• _Brano da leggere_:
■ ■ ■ ■ ■ ■ ■

12/05/2026
La morte della cerva trovata tra Cassano Magnago e Oggiona non è soltanto un episodio di cronaca. È il segnale concreto che il corridoio ecologico tra Ticino Arno Olona e Parco RTO è vivo e funzionale. E proprio per questo va tutelato con ancora maggiore attenzione.
Il cervo europeo (Cervus elaphus) è una specie estremamente sensibile alla frammentazione ambientale. Non attraversa casualmente aree urbanizzate: segue direttrici ecologiche precise, fatte di boschi residui, aree agricole, fasce boscate e corsi d’acqua. La presenza di questo animale nel nostro territorio racconta quindi qualcosa di importante: nonostante decenni di urbanizzazione, esiste ancora una connessione naturale capace di sostenere spostamenti faunistici di grande valore ecologico.
La notizia che la femmina fosse gravida aggiunge inevitabilmente una dimensione emotiva alla vicenda. Ed è giusto che tocchi la sensibilità delle persone. Ma non deve diventare pietismo. Deve piuttosto aiutarci a comprendere quanto sia delicato l’equilibrio tra presenza umana e biodiversità in un territorio densamente abitato come il nostro.

■ ■ ■ ■ ■ ■ ■

• _Dati forniti_:
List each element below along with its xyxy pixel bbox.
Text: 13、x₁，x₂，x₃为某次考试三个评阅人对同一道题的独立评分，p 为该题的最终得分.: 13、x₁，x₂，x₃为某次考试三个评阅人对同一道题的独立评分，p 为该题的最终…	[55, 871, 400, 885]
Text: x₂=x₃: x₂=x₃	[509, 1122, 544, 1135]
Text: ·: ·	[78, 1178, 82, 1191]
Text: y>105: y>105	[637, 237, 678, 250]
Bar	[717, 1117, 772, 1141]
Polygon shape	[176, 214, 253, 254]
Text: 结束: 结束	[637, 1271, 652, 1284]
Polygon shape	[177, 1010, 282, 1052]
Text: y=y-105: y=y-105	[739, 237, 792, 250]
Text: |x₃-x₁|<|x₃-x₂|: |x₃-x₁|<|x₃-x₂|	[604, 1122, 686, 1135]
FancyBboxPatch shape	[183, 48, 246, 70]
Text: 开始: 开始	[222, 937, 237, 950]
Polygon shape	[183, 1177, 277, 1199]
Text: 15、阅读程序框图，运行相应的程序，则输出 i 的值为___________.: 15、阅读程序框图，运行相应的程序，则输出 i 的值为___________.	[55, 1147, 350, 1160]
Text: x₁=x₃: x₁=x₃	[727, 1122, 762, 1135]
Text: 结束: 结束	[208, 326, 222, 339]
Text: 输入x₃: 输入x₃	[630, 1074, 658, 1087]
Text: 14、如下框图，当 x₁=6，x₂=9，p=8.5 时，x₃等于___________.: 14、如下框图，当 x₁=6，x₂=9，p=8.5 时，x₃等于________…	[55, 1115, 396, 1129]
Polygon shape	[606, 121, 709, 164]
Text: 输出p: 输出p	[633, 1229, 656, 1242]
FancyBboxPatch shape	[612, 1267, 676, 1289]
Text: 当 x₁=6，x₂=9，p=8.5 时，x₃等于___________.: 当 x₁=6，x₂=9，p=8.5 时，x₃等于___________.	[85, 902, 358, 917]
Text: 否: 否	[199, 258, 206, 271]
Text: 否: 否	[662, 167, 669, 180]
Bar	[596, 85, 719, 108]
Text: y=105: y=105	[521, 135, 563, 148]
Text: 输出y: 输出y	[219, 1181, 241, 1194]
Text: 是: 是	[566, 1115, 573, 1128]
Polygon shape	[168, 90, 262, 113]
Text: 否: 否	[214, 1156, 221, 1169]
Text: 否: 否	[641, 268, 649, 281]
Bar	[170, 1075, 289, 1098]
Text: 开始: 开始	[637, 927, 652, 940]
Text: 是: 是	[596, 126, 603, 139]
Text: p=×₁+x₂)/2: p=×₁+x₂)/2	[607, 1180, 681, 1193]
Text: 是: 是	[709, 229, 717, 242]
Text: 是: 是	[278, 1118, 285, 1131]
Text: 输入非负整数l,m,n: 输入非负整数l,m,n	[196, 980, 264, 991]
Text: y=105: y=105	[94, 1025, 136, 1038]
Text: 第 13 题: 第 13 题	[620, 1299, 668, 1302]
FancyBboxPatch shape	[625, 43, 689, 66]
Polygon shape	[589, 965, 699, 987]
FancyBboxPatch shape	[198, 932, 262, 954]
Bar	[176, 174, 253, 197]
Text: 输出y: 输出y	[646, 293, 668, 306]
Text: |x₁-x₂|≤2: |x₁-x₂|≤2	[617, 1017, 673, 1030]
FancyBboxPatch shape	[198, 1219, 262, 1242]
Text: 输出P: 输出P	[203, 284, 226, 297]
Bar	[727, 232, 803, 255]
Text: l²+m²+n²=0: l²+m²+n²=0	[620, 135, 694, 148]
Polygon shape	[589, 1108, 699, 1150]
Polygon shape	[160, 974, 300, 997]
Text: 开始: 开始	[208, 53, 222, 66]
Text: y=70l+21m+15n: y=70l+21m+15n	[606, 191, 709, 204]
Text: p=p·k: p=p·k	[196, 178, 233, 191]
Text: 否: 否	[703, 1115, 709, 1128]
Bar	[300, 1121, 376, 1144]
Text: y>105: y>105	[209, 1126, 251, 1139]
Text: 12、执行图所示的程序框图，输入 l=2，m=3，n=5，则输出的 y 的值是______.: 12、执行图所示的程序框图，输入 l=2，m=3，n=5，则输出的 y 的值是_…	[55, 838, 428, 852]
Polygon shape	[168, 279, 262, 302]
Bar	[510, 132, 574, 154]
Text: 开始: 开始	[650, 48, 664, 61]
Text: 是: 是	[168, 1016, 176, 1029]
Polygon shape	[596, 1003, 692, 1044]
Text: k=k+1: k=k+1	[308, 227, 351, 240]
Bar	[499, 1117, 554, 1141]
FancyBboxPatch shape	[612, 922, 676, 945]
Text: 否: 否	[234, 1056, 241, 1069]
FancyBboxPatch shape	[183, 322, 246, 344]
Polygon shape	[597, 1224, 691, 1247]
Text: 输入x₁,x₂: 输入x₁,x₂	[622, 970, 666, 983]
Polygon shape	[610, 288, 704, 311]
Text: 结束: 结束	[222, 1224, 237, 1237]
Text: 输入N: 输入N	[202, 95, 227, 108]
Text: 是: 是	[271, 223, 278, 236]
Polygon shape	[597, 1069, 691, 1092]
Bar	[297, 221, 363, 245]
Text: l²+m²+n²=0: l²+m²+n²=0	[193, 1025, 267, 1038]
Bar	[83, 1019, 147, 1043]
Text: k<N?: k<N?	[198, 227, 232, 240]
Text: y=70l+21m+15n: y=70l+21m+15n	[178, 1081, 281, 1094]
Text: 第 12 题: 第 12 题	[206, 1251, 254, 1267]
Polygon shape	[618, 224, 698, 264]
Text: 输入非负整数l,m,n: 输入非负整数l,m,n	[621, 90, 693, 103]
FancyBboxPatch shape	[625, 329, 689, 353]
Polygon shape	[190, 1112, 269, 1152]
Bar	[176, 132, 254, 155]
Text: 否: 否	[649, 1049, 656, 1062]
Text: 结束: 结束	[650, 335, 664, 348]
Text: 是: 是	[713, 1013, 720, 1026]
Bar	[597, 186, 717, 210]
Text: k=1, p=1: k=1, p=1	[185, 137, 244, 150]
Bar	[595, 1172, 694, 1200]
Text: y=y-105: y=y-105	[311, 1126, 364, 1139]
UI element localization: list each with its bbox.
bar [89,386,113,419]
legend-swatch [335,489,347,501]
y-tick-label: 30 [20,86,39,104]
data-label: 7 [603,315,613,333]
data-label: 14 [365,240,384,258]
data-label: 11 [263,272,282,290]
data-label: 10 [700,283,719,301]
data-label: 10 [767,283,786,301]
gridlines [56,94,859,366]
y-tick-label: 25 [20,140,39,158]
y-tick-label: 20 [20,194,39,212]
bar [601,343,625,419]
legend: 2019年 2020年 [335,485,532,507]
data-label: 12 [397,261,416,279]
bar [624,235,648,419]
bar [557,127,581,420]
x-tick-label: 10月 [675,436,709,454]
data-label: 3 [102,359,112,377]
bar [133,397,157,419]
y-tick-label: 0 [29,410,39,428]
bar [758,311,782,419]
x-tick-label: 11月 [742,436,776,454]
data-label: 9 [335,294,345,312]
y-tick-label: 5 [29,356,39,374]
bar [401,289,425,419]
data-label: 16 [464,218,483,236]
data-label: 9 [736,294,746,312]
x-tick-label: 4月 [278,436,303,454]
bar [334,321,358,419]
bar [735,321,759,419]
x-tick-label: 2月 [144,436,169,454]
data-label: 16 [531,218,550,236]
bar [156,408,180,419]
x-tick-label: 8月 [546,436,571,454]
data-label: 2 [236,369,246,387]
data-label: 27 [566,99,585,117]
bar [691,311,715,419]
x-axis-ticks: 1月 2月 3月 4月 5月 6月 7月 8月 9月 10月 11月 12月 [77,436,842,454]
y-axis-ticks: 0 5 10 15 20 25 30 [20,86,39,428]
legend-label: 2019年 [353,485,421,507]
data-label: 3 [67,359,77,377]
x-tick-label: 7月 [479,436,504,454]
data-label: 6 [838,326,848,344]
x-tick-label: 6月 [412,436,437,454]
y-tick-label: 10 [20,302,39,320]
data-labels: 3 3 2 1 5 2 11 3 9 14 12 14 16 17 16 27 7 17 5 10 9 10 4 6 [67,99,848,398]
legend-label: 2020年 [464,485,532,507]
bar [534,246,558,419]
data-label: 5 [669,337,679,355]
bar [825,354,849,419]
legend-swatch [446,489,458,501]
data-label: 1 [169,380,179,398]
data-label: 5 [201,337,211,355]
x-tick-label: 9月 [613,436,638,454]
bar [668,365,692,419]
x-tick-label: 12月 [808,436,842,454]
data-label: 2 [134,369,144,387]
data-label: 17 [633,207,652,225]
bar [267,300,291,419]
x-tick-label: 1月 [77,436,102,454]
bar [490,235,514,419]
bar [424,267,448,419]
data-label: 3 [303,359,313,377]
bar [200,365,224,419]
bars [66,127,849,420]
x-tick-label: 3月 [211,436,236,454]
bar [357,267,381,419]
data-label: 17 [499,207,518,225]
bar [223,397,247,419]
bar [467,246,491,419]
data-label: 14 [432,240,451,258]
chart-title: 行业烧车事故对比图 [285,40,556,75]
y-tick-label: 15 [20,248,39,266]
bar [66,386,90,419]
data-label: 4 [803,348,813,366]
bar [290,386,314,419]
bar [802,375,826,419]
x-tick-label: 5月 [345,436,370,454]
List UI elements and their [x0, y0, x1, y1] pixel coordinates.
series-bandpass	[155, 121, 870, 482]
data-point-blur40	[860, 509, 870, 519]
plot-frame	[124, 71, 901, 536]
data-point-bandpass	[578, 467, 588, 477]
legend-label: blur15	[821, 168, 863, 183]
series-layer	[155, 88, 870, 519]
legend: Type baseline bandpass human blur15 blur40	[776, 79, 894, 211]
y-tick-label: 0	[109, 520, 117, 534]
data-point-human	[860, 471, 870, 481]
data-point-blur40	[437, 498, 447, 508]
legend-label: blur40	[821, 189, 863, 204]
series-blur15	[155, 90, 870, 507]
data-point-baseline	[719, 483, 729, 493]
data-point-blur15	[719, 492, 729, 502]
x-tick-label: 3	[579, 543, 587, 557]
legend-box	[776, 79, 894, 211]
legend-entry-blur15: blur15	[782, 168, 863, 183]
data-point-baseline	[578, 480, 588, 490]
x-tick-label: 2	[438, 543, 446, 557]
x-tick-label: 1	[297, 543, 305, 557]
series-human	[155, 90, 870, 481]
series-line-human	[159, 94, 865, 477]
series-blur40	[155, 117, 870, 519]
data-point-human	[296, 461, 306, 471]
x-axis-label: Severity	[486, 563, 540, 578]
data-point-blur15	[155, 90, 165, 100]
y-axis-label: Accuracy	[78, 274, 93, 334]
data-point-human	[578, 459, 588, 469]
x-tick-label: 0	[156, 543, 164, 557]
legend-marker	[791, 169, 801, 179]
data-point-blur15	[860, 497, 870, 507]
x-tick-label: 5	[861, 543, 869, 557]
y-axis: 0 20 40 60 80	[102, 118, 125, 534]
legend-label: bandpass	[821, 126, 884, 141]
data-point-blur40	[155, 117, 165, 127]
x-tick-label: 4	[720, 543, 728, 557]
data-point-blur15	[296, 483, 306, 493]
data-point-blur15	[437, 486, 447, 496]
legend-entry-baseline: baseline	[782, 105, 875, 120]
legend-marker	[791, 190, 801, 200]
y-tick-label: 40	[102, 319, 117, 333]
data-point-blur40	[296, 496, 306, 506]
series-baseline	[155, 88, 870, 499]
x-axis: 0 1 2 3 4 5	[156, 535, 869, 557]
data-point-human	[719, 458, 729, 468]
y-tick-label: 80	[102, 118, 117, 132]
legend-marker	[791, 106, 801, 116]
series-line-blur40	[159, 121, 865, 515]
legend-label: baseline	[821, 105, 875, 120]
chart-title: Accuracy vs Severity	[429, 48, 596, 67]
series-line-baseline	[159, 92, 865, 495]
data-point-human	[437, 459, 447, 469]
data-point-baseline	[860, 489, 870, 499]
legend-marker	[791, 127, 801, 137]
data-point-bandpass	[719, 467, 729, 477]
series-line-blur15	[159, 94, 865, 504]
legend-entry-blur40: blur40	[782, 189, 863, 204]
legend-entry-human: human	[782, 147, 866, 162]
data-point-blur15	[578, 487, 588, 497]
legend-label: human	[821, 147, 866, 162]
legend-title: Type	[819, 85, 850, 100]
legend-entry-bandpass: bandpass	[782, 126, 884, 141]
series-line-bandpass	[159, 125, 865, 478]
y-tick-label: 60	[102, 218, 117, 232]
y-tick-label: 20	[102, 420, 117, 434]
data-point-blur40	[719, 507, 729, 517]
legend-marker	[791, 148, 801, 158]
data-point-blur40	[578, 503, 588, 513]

■ ■ ■ ■ ■ ■ ■

• _Esercizi da svolgere_:
• 1. Riscrivi il passo del testo sulla cerva che si apre con le parole contenenti "Il cervo europeo" e si chiude con "come il nostro.", sostituendo "biodiversità" con "fauna selvatica".
• 2. Prosegui il testo sulla cerva a partire dalla sua ultima frase.

• _Risposte scritte_:
• 1.
Il cervo europeo (Cervus elaphus) è una specie estremamente sensibile alla frammentazione ambientale. Non attraversa casualmente aree urbanizzate: segue direttrici ecologiche precise, fatte di boschi residui, aree agricole, fasce boscate e corsi d’acqua. La presenza di questo animale nel nostro territorio racconta quindi qualcosa di importante: nonostante decenni di urbanizzazione, esiste ancora una connessione naturale capace di sostenere spostamenti faunistici di grande valore ecologico.
La notizia che la femmina fosse gravida aggiunge inevitabilmente una dimensione emotiva alla vicenda. Ed è giusto che tocchi la sensibilità delle persone. Ma non deve diventare pietismo. Deve piuttosto aiutarci a comprendere quanto sia delicato l’equilibrio tra presenza umana e fauna selvatica in un territorio densamente abitato come il nostro.

• 2.
Negli anni Cassano Magnago ha dimostrato una crescente attenzione ai temi ambientali, alla tutela delle aree verdi e alla valorizzazione educativa della natura urbana. È una sensibilità reale, che oggi può tradursi in una riflessione più ampia sul ruolo dei corridoi ecologici. Perché non sono “spazi vuoti” o aree marginali: sono infrastrutture naturali indispensabili per la sopravvivenza delle specie.
La morte di questa cerva ci ricorda che la fauna selvatica esiste, si muove e tenta ancora di attraversare territori sempre più frammentati da strade e urbanizzazione. Proteggere questi passaggi significa proteggere non solo gli animali, ma anche la qualità ecologica e futura del nostro territorio.
E forse, nel silenzio di quell’attraversamento notturno mai concluso, c’è un messaggio che vale la pena ascoltare. Per una volta la natura ci ha parlato chiaramente.
Noi umani, creature straordinarie nel costruire capannoni ovunque e poi stupirci se gli ecosistemi reagiscono, dovremmo almeno provare a capirla.